▶ Task goal
Output the data below line for line, unchanged, but leave out the pictures.

▶ Data shown

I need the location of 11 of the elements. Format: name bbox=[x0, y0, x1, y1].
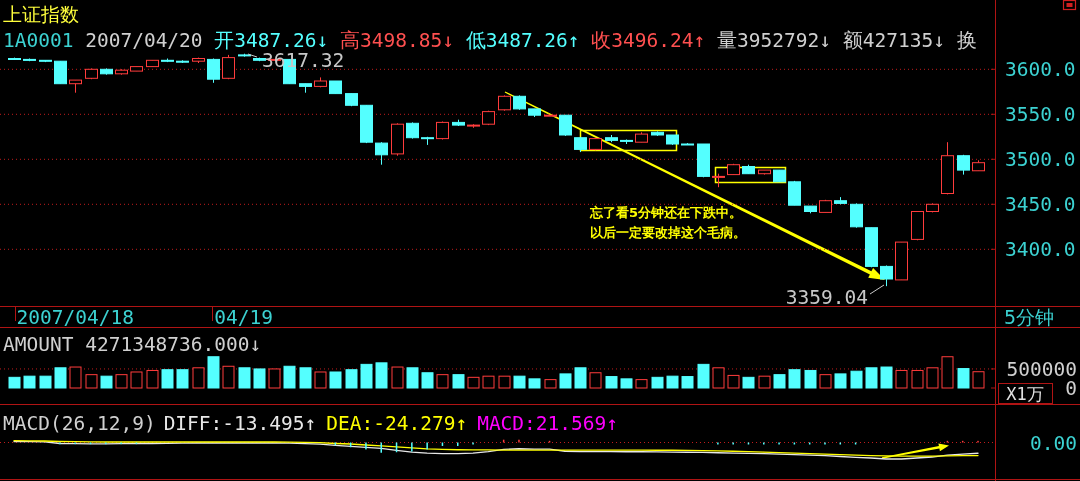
note: 以后一定要改掉这个毛病。 bbox=[590, 225, 746, 240]
note: 忘了看5分钟还在下跌中。 bbox=[590, 205, 743, 220]
title: AMOUNT 4271348736.000↓ bbox=[3, 333, 262, 356]
y-axis-title: X1万 bbox=[1006, 384, 1044, 404]
note: 3617.32 bbox=[247, 49, 345, 72]
title: 上证指数 bbox=[3, 3, 79, 25]
annotation: 3617.32 bbox=[262, 49, 345, 72]
note: 3359.04 bbox=[785, 284, 885, 309]
title: MACD(26,12,9) bbox=[3, 412, 156, 435]
annotation: 3359.04 bbox=[785, 285, 868, 309]
subtitle: 1A0001 2007/04/20 开3487.26↓ 高3498.85↓ 低3487.26↑ 收3496.24↑ 量3952792↓ 额427135↓ 换 bbox=[3, 29, 977, 52]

▶ Solution below
I need the location of 11 of the elements. Format: name bbox=[x0, y0, x1, y1].
note: 以后一定要改掉这个毛病。 bbox=[590, 225, 746, 240]
note: 忘了看5分钟还在下跌中。 bbox=[590, 205, 743, 220]
title: AMOUNT 4271348736.000↓ bbox=[3, 333, 262, 356]
y-axis-title: X1万 bbox=[1006, 384, 1044, 404]
note: 3617.32 bbox=[247, 49, 345, 72]
title: 上证指数 bbox=[3, 3, 79, 25]
annotation: 3617.32 bbox=[262, 49, 345, 72]
note: 3359.04 bbox=[785, 284, 885, 309]
title: MACD(26,12,9) bbox=[3, 412, 156, 435]
annotation: 3359.04 bbox=[785, 285, 868, 309]
subtitle: 1A0001 2007/04/20 开3487.26↓ 高3498.85↓ 低3487.26↑ 收3496.24↑ 量3952792↓ 额427135↓ 换 bbox=[3, 29, 977, 52]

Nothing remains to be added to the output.